-- Set exercise --
In the listing below, locate the lines bearing the word "this". Copy every one of them.

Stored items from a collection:
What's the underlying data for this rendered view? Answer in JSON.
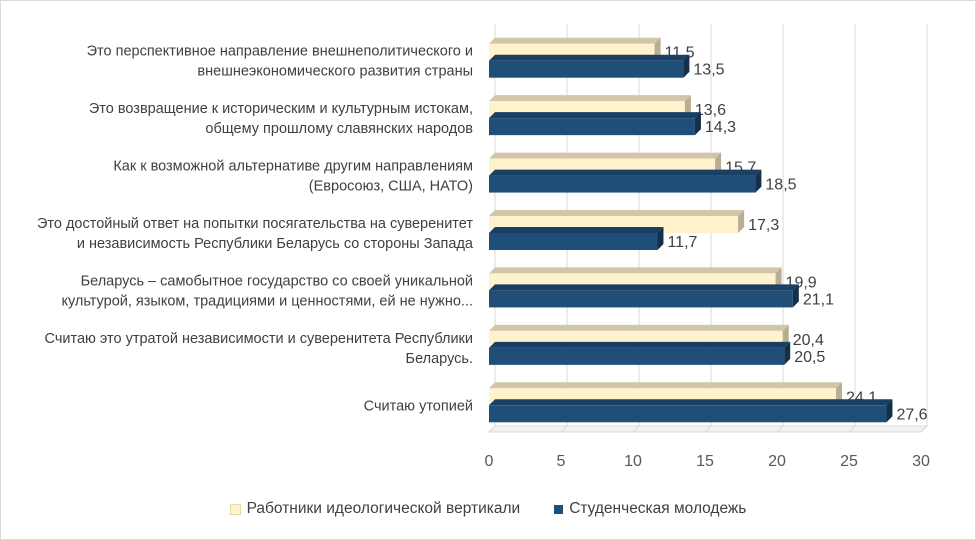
{
  "chart_data": {
    "type": "bar",
    "orientation": "horizontal",
    "style": "3d",
    "categories": [
      [
        "Считаю утопией"
      ],
      [
        "Считаю это утратой независимости и суверенитета Республики",
        "Беларусь."
      ],
      [
        "Беларусь – самобытное государство со своей уникальной",
        "культурой, языком, традициями и ценностями, ей не нужно..."
      ],
      [
        "Это достойный ответ на попытки посягательства на суверенитет",
        "и независимость Республики Беларусь со стороны Запада"
      ],
      [
        "Как к возможной альтернативе другим направлениям",
        "(Евросоюз, США, НАТО)"
      ],
      [
        "Это возвращение к историческим и культурным истокам,",
        "общему прошлому славянских народов"
      ],
      [
        "Это перспективное направление внешнеполитического и",
        "внешнеэкономического развития страны"
      ]
    ],
    "series": [
      {
        "name": "Работники идеологической вертикали",
        "color": "#FFF2CC",
        "values": [
          24.1,
          20.4,
          19.9,
          17.3,
          15.7,
          13.6,
          11.5
        ],
        "labels": [
          "24,1",
          "20,4",
          "19,9",
          "17,3",
          "15,7",
          "13,6",
          "11,5"
        ]
      },
      {
        "name": "Студенческая молодежь",
        "color": "#1F4E79",
        "values": [
          27.6,
          20.5,
          21.1,
          11.7,
          18.5,
          14.3,
          13.5
        ],
        "labels": [
          "27,6",
          "20,5",
          "21,1",
          "11,7",
          "18,5",
          "14,3",
          "13,5"
        ]
      }
    ],
    "xlim": [
      0,
      30
    ],
    "xticks": [
      "0",
      "5",
      "10",
      "15",
      "20",
      "25",
      "30"
    ],
    "grid": true,
    "legend_position": "bottom",
    "title": "",
    "xlabel": "",
    "ylabel": ""
  }
}
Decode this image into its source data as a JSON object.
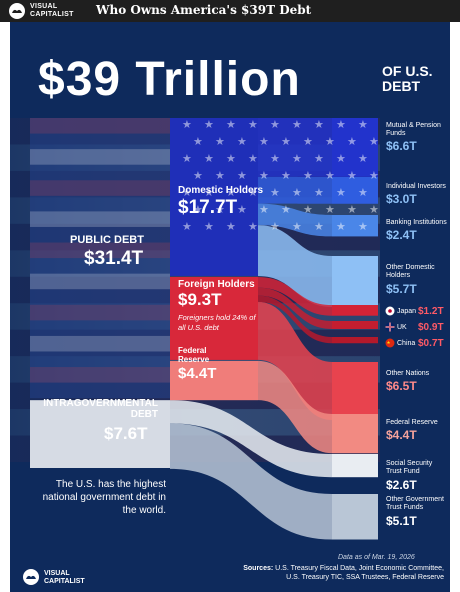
{
  "header": {
    "brand_line1": "VISUAL",
    "brand_line2": "CAPITALIST",
    "title": "Who Owns America's $39T Debt"
  },
  "poster": {
    "big_number": "$39 Trillion",
    "big_suffix_line1": "OF U.S.",
    "big_suffix_line2": "DEBT",
    "note": "Foreigners hold 24% of all U.S. debt",
    "tagline": "The U.S. has the highest national government debt in the world.",
    "as_of": "Data as of Mar. 19, 2026",
    "sources_label": "Sources:",
    "sources_line1": "U.S. Treasury Fiscal Data, Joint Economic Committee,",
    "sources_line2": "U.S. Treasury TIC, SSA Trustees, Federal Reserve",
    "footer_brand1": "VISUAL",
    "footer_brand2": "CAPITALIST"
  },
  "chart_data": {
    "type": "sankey",
    "unit": "trillion USD",
    "total": {
      "label": "$39 Trillion",
      "value": 39
    },
    "level1": [
      {
        "key": "public",
        "name": "PUBLIC DEBT",
        "label": "$31.4T",
        "value": 31.4
      },
      {
        "key": "intra",
        "name": "INTRAGOVERNMENTAL DEBT",
        "label": "$7.6T",
        "value": 7.6
      }
    ],
    "level2": [
      {
        "key": "domestic",
        "parent": "public",
        "name": "Domestic Holders",
        "label": "$17.7T",
        "value": 17.7
      },
      {
        "key": "foreign",
        "parent": "public",
        "name": "Foreign Holders",
        "label": "$9.3T",
        "value": 9.3
      },
      {
        "key": "fed",
        "parent": "public",
        "name": "Federal Reserve",
        "label": "$4.4T",
        "value": 4.4
      }
    ],
    "leaves": [
      {
        "key": "mutual",
        "parent": "domestic",
        "name": "Mutual & Pension Funds",
        "label": "$6.6T",
        "value": 6.6,
        "color": "#2233cc"
      },
      {
        "key": "individual",
        "parent": "domestic",
        "name": "Individual Investors",
        "label": "$3.0T",
        "value": 3.0,
        "color": "#2f5de0"
      },
      {
        "key": "banking",
        "parent": "domestic",
        "name": "Banking Institutions",
        "label": "$2.4T",
        "value": 2.4,
        "color": "#4a86e8"
      },
      {
        "key": "otherdom",
        "parent": "domestic",
        "name": "Other Domestic Holders",
        "label": "$5.7T",
        "value": 5.7,
        "color": "#8ec0f5"
      },
      {
        "key": "japan",
        "parent": "foreign",
        "name": "Japan",
        "label": "$1.2T",
        "value": 1.2,
        "color": "#d32336"
      },
      {
        "key": "uk",
        "parent": "foreign",
        "name": "UK",
        "label": "$0.9T",
        "value": 0.9,
        "color": "#c41e30"
      },
      {
        "key": "china",
        "parent": "foreign",
        "name": "China",
        "label": "$0.7T",
        "value": 0.7,
        "color": "#b5192b"
      },
      {
        "key": "othernations",
        "parent": "foreign",
        "name": "Other Nations",
        "label": "$6.5T",
        "value": 6.5,
        "color": "#e8434e"
      },
      {
        "key": "fedleaf",
        "parent": "fed",
        "name": "Federal Reserve",
        "label": "$4.4T",
        "value": 4.4,
        "color": "#f28a82"
      },
      {
        "key": "ssa",
        "parent": "intra",
        "name": "Social Security Trust Fund",
        "label": "$2.6T",
        "value": 2.6,
        "color": "#e9edf2"
      },
      {
        "key": "othergov",
        "parent": "intra",
        "name": "Other Government Trust Funds",
        "label": "$5.1T",
        "value": 5.1,
        "color": "#b9c6d6"
      }
    ],
    "colors": {
      "background": "#0e2a5c",
      "domestic": "#1f2fb8",
      "foreign": "#d8283a",
      "fed": "#f07d7a",
      "intra": "#f2f4f7",
      "accent": "#7fb2f0"
    }
  }
}
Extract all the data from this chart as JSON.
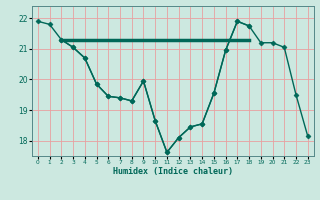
{
  "background_color": "#cce8e0",
  "grid_color": "#e8a0a0",
  "line_color": "#006858",
  "xlabel": "Humidex (Indice chaleur)",
  "xlim": [
    -0.5,
    23.5
  ],
  "ylim": [
    17.5,
    22.4
  ],
  "yticks": [
    18,
    19,
    20,
    21,
    22
  ],
  "xticks": [
    0,
    1,
    2,
    3,
    4,
    5,
    6,
    7,
    8,
    9,
    10,
    11,
    12,
    13,
    14,
    15,
    16,
    17,
    18,
    19,
    20,
    21,
    22,
    23
  ],
  "series": [
    {
      "x": [
        0,
        1,
        2,
        3,
        4,
        5,
        6,
        7,
        8,
        9,
        10,
        11,
        12,
        13,
        14,
        15,
        16,
        17,
        18,
        19,
        20,
        21,
        22,
        23
      ],
      "y": [
        21.9,
        21.8,
        21.3,
        21.05,
        20.7,
        19.85,
        19.45,
        19.4,
        19.3,
        19.95,
        18.65,
        17.62,
        18.1,
        18.45,
        18.55,
        19.55,
        20.95,
        21.9,
        21.75,
        21.2,
        21.2,
        21.05,
        19.5,
        18.15
      ],
      "marker": "D",
      "markersize": 2.5,
      "linewidth": 1.0,
      "linestyle": "-"
    },
    {
      "x": [
        2,
        3,
        4,
        5,
        6,
        7,
        8,
        9,
        10,
        11,
        12,
        13,
        14,
        15,
        16,
        17,
        18
      ],
      "y": [
        21.3,
        21.05,
        20.7,
        19.85,
        19.45,
        19.4,
        19.3,
        19.95,
        18.65,
        17.62,
        18.1,
        18.45,
        18.55,
        19.55,
        20.95,
        21.9,
        21.75
      ],
      "marker": "D",
      "markersize": 2.5,
      "linewidth": 1.0,
      "linestyle": "-"
    },
    {
      "x": [
        2,
        18
      ],
      "y": [
        21.3,
        21.3
      ],
      "marker": null,
      "markersize": 0,
      "linewidth": 2.5,
      "linestyle": "-"
    }
  ]
}
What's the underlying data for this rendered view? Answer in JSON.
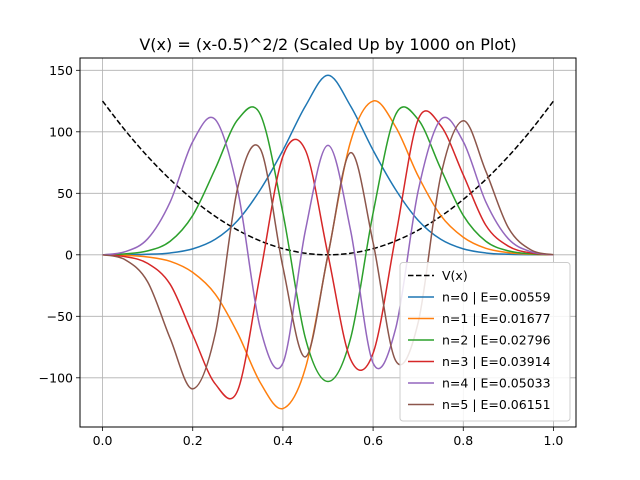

-- The output --
What's the underlying data for this rendered view? Answer in JSON.
Decode this image into its source data as a JSON object.
Extract all the data from this chart as JSON.
What's the underlying data for this rendered view? Answer in JSON.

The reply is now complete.